■ SET PROBLEM ■
In the records that follow, locate every line with "ylabel" and extract it.

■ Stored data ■
########

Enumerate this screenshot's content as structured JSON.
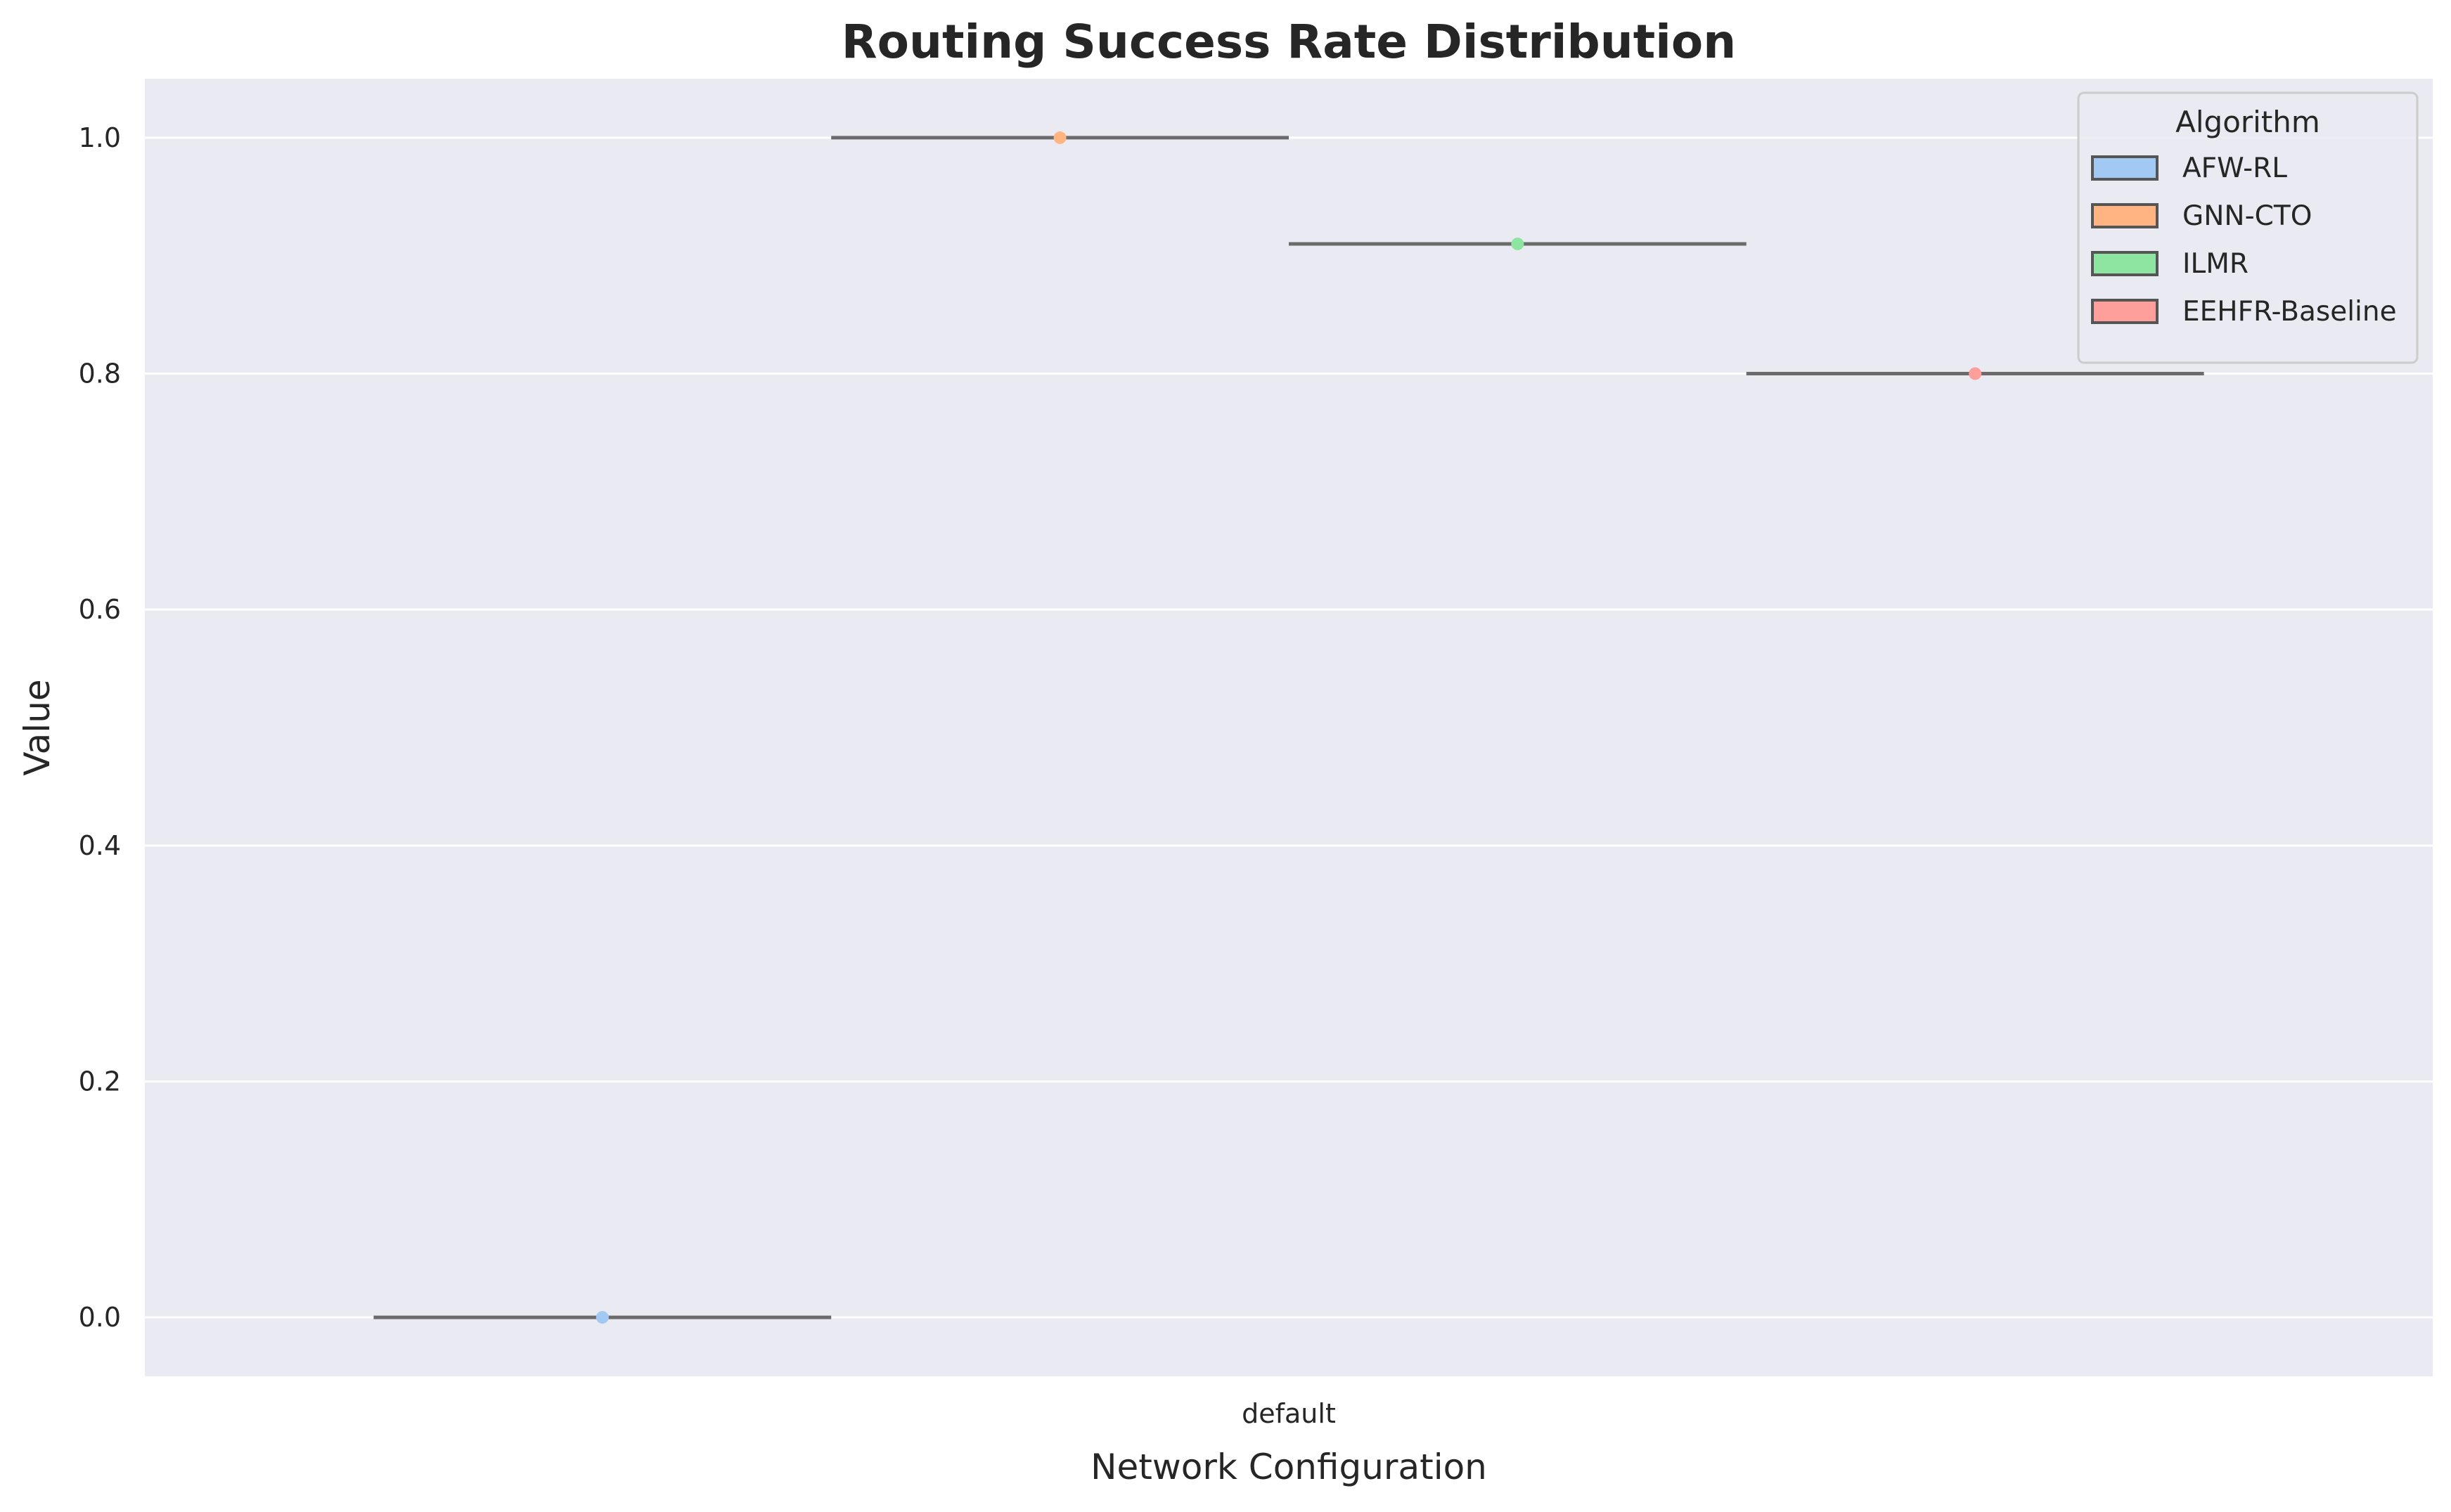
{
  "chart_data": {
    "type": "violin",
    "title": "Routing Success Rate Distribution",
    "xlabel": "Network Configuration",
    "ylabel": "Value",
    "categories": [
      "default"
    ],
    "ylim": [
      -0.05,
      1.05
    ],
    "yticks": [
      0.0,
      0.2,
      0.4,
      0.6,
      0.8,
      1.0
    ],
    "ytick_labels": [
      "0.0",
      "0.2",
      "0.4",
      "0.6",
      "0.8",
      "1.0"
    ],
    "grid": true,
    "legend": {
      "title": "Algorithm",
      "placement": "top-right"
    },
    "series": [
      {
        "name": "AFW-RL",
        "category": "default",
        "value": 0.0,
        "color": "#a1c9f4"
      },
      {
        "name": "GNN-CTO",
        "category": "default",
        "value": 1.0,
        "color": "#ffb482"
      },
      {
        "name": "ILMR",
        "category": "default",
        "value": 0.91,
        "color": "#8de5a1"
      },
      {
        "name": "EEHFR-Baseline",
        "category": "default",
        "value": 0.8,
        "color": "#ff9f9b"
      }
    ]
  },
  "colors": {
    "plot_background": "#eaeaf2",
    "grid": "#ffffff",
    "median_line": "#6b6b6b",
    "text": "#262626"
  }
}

########

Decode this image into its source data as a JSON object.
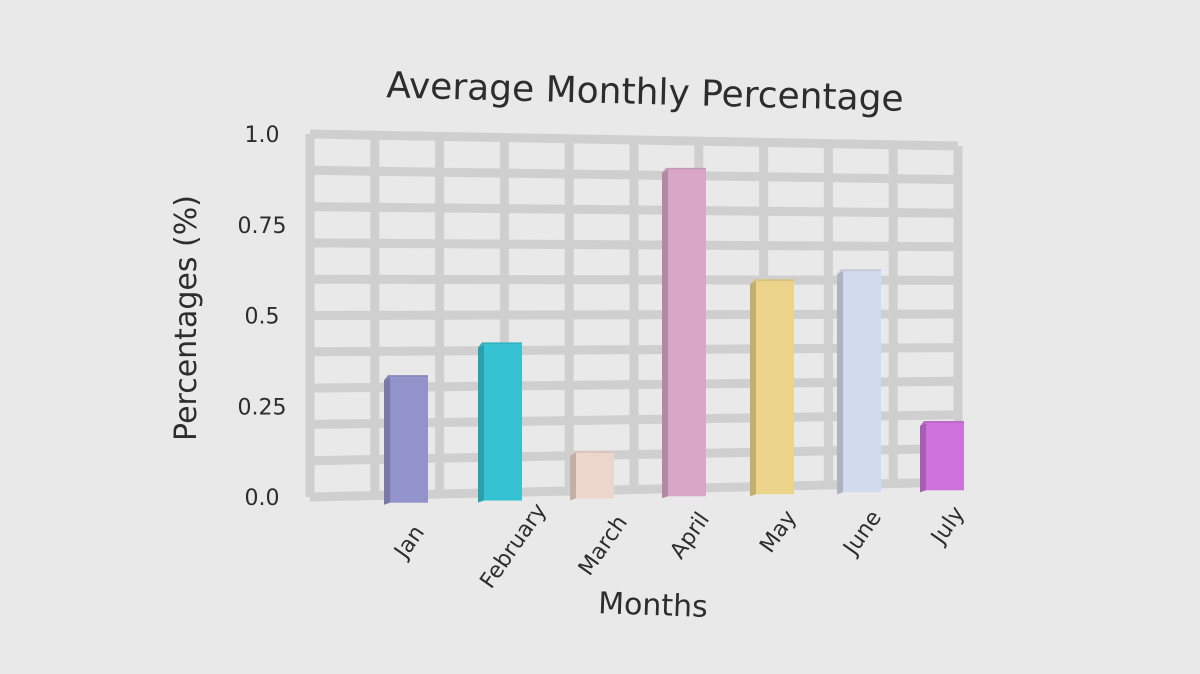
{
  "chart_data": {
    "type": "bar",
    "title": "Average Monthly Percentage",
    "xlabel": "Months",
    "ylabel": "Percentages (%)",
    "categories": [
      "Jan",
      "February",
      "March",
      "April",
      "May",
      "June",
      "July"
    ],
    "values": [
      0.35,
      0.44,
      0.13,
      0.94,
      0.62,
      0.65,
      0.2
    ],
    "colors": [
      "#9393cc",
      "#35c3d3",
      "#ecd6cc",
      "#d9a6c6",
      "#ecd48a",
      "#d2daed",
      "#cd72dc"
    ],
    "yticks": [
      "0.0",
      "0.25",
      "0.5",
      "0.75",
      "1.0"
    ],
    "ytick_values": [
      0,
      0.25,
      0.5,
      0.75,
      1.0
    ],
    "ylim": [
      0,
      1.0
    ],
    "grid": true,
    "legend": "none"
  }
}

########

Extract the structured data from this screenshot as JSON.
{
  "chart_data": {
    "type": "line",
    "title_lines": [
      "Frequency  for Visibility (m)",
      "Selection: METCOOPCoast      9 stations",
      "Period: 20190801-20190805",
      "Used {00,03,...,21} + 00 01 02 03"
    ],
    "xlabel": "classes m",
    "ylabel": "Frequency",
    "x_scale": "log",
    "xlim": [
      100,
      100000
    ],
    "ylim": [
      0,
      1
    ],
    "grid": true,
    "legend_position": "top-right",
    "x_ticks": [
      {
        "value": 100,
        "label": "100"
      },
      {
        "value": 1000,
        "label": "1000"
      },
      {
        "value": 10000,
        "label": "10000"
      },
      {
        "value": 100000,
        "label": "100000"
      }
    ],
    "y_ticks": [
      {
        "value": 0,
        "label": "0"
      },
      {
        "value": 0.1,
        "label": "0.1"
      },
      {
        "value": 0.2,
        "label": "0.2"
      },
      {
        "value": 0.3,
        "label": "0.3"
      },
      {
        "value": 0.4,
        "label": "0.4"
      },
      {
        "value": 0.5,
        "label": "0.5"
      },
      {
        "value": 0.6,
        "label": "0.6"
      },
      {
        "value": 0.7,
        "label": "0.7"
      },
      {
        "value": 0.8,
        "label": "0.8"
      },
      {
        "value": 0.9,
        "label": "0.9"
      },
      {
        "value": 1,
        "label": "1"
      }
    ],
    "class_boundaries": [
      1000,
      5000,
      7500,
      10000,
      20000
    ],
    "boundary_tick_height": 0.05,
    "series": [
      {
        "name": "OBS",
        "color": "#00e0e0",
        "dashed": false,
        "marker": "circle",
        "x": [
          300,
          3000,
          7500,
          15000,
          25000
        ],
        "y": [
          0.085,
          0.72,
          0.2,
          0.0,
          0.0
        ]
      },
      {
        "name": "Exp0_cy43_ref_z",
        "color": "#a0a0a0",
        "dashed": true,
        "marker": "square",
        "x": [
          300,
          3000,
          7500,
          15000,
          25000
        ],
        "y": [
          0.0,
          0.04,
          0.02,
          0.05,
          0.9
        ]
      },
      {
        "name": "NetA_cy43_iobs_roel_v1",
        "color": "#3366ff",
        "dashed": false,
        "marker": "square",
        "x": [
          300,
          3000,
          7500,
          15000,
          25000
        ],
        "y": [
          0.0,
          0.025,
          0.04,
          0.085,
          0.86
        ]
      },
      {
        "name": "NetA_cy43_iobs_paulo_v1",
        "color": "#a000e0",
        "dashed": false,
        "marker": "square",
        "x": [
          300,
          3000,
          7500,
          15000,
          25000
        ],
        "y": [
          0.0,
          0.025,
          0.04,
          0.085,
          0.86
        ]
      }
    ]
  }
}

########

■ TASK RESULT ■
    "ylabel": "Value",
    "ylabel": "Percentages (%)",
    "ylabel": "Frequency",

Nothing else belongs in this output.